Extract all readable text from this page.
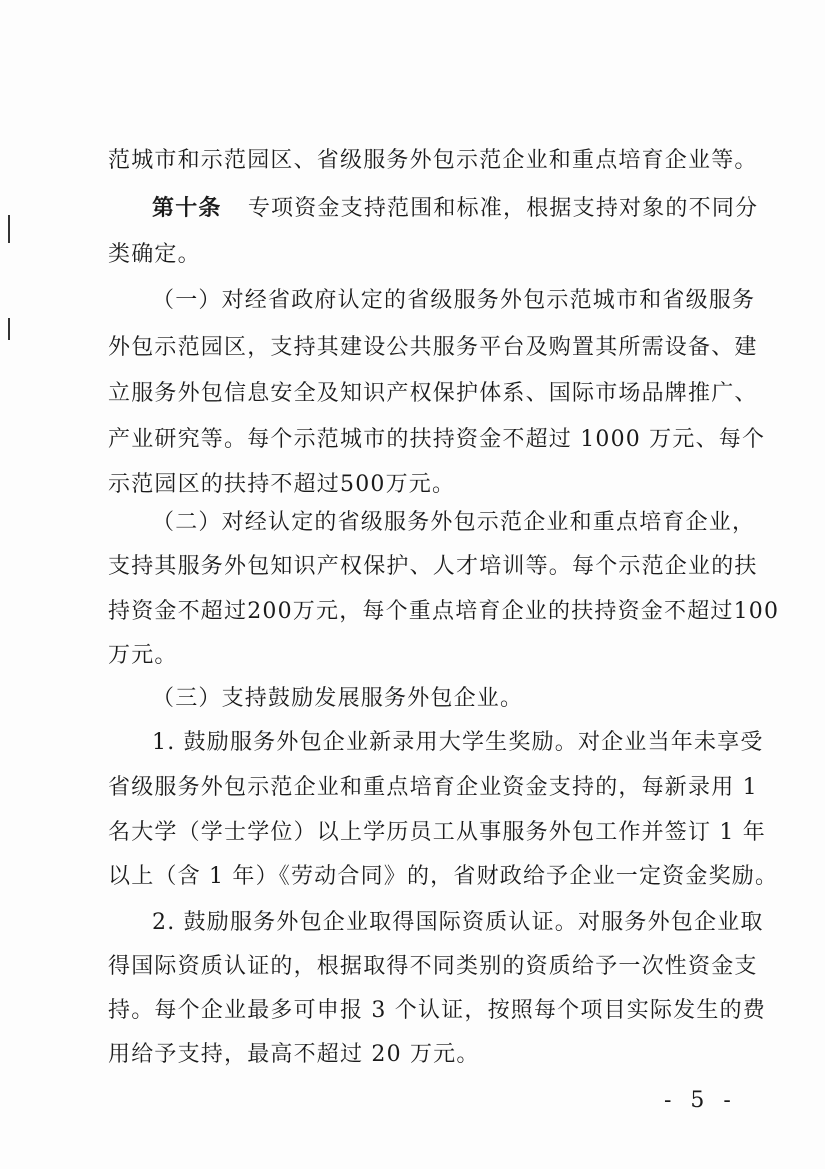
范城市和示范园区、省级服务外包示范企业和重点培育企业等。
第十条 专项资金支持范围和标准，根据支持对象的不同分
类确定。
（一）对经省政府认定的省级服务外包示范城市和省级服务
外包示范园区，支持其建设公共服务平台及购置其所需设备、建
立服务外包信息安全及知识产权保护体系、国际市场品牌推广、
产业研究等。每个示范城市的扶持资金不超过 1000 万元、每个
示范园区的扶持不超过500万元。
（二）对经认定的省级服务外包示范企业和重点培育企业，
支持其服务外包知识产权保护、人才培训等。每个示范企业的扶
持资金不超过200万元，每个重点培育企业的扶持资金不超过100
万元。
（三）支持鼓励发展服务外包企业。
1. 鼓励服务外包企业新录用大学生奖励。对企业当年未享受
省级服务外包示范企业和重点培育企业资金支持的，每新录用 1
名大学（学士学位）以上学历员工从事服务外包工作并签订 1 年
以上（含 1 年）《劳动合同》的，省财政给予企业一定资金奖励。
2. 鼓励服务外包企业取得国际资质认证。对服务外包企业取
得国际资质认证的，根据取得不同类别的资质给予一次性资金支
持。每个企业最多可申报 3 个认证，按照每个项目实际发生的费
用给予支持，最高不超过 20 万元。
- 5 -
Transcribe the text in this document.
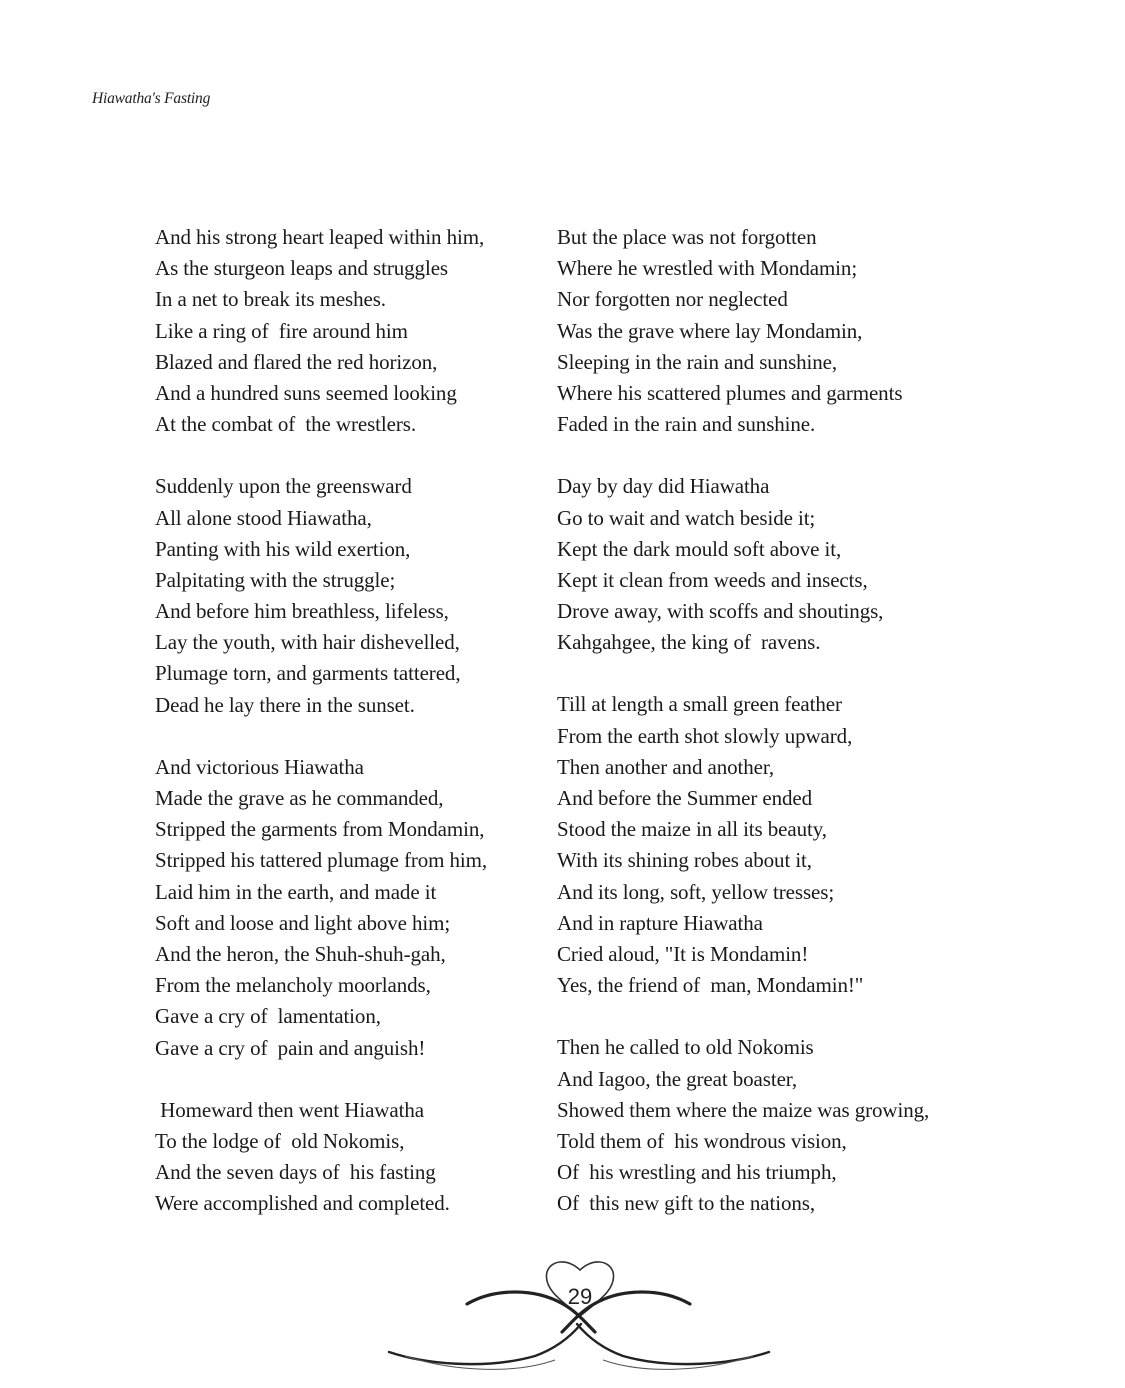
Hiawatha's Fasting
And his strong heart leaped within him,
As the sturgeon leaps and struggles
In a net to break its meshes.
Like a ring of  fire around him
Blazed and flared the red horizon,
And a hundred suns seemed looking
At the combat of  the wrestlers.
Suddenly upon the greensward
All alone stood Hiawatha,
Panting with his wild exertion,
Palpitating with the struggle;
And before him breathless, lifeless,
Lay the youth, with hair dishevelled,
Plumage torn, and garments tattered,
Dead he lay there in the sunset.
And victorious Hiawatha
Made the grave as he commanded,
Stripped the garments from Mondamin,
Stripped his tattered plumage from him,
Laid him in the earth, and made it
Soft and loose and light above him;
And the heron, the Shuh-shuh-gah,
From the melancholy moorlands,
Gave a cry of  lamentation,
Gave a cry of  pain and anguish!
Homeward then went Hiawatha
To the lodge of  old Nokomis,
And the seven days of  his fasting
Were accomplished and completed.
But the place was not forgotten
Where he wrestled with Mondamin;
Nor forgotten nor neglected
Was the grave where lay Mondamin,
Sleeping in the rain and sunshine,
Where his scattered plumes and garments
Faded in the rain and sunshine.
Day by day did Hiawatha
Go to wait and watch beside it;
Kept the dark mould soft above it,
Kept it clean from weeds and insects,
Drove away, with scoffs and shoutings,
Kahgahgee, the king of  ravens.
Till at length a small green feather
From the earth shot slowly upward,
Then another and another,
And before the Summer ended
Stood the maize in all its beauty,
With its shining robes about it,
And its long, soft, yellow tresses;
And in rapture Hiawatha
Cried aloud, "It is Mondamin!
Yes, the friend of  man, Mondamin!"
Then he called to old Nokomis
And Iagoo, the great boaster,
Showed them where the maize was growing,
Told them of  his wondrous vision,
Of  his wrestling and his triumph,
Of  this new gift to the nations,
29
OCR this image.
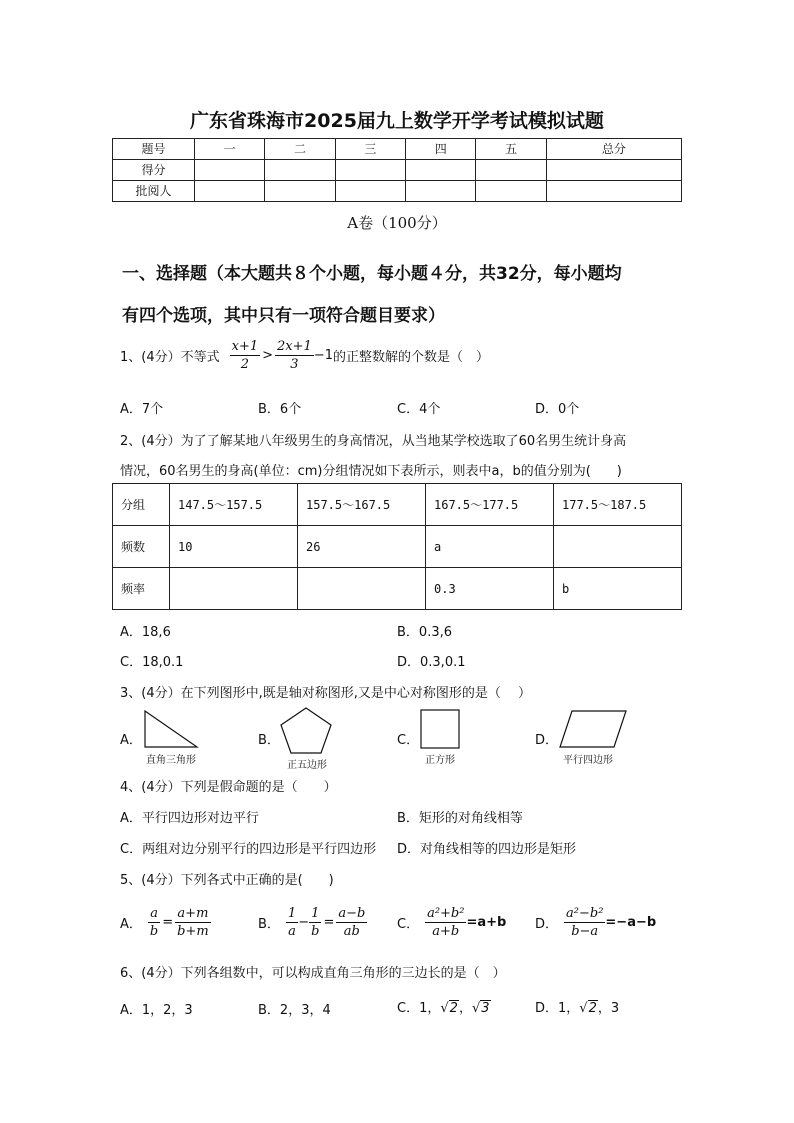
广东省珠海市2025届九上数学开学考试模拟试题
题号	一	二	三	四	五	总分
得分						
批阅人						
A卷（100分）
一、选择题（本大题共８个小题，每小题４分，共32分，每小题均
有四个选项，其中只有一项符合题目要求）
1、(4分）不等式 $\frac{x+1}{2} > \frac{2x+1}{3} -1$ 的正整数解的个数是（　）
A．7个	B．6个	C．4个	D．0个
2、(4分）为了了解某地八年级男生的身高情况，从当地某学校选取了60名男生统计身高
情况，60名男生的身高(单位：cm)分组情况如下表所示，则表中a，b的值分别为(　　)
分组	147.5～157.5	157.5～167.5	167.5～177.5	177.5～187.5
频数	10	26	a	
频率			0.3	b
A．18,6	B．0.3,6
C．18,0.1	D．0.3,0.1
3、(4分）在下列图形中,既是轴对称图形,又是中心对称图形的是（　 ）
A．
直角三角形
B．
正五边形
C．
正方形
D．
平行四边形
4、(4分）下列是假命题的是（　　）
A．平行四边形对边平行	B．矩形的对角线相等
C．两组对边分别平行的四边形是平行四边形 D．对角线相等的四边形是矩形
5、(4分）下列各式中正确的是(　　)
A． $\frac{a}{b} = \frac{a+m}{b+m}$	B． $\frac{1}{a} - \frac{1}{b} = \frac{a-b}{ab}$ C． $\frac{\text{a²+b²}}{a+b} =a+b$ D． $\frac{\text{a²−b²}}{b-a} =-a-b$
6、(4分）下列各组数中，可以构成直角三角形的三边长的是（　）
A．1，2，3	B．2，3，4	C．1，√2，√3	D．1，√2，3
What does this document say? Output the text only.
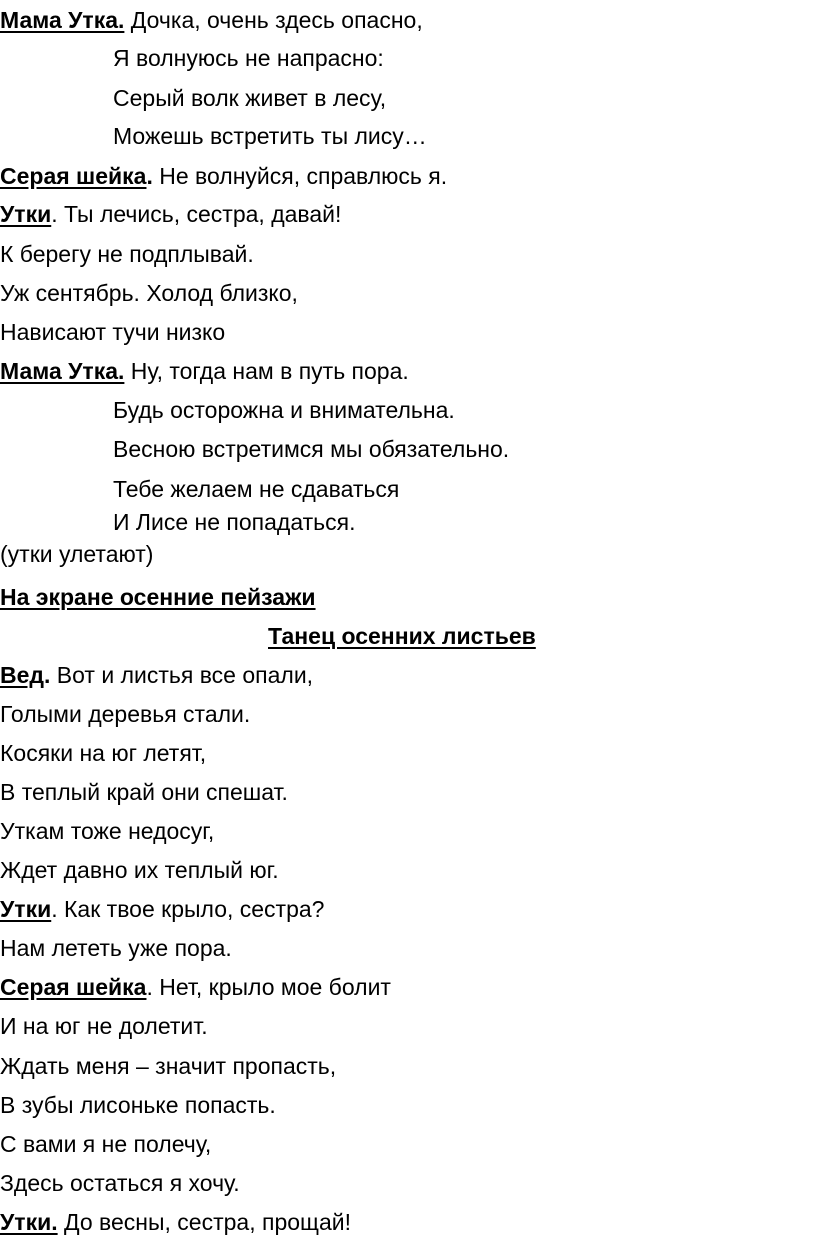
Мама Утка. Дочка, очень здесь опасно,
Я волнуюсь не напрасно:
Серый волк живет в лесу,
Можешь встретить ты лису…
Серая шейка. Не волнуйся, справлюсь я.
Утки. Ты лечись, сестра, давай!
К берегу не подплывай.
Уж сентябрь. Холод близко,
Нависают тучи низко
Мама Утка. Ну, тогда нам в путь пора.
Будь осторожна и внимательна.
Весною встретимся мы обязательно.
Тебе желаем не сдаваться
И Лисе не попадаться.
(утки улетают)
На экране осенние пейзажи
Танец осенних листьев
Вед. Вот и листья все опали,
Голыми деревья стали.
Косяки на юг летят,
В теплый край они спешат.
Уткам тоже недосуг,
Ждет давно их теплый юг.
Утки. Как твое крыло, сестра?
Нам лететь уже пора.
Серая шейка. Нет, крыло мое болит
И на юг не долетит.
Ждать меня – значит пропасть,
В зубы лисоньке попасть.
С вами я не полечу,
Здесь остаться я хочу.
Утки. До весны, сестра, прощай!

• **Job**
Using the listing above, show each line holding the string "rain".

• **The output**
Sleeping in the rain and sunshine,
Faded in the rain and sunshine.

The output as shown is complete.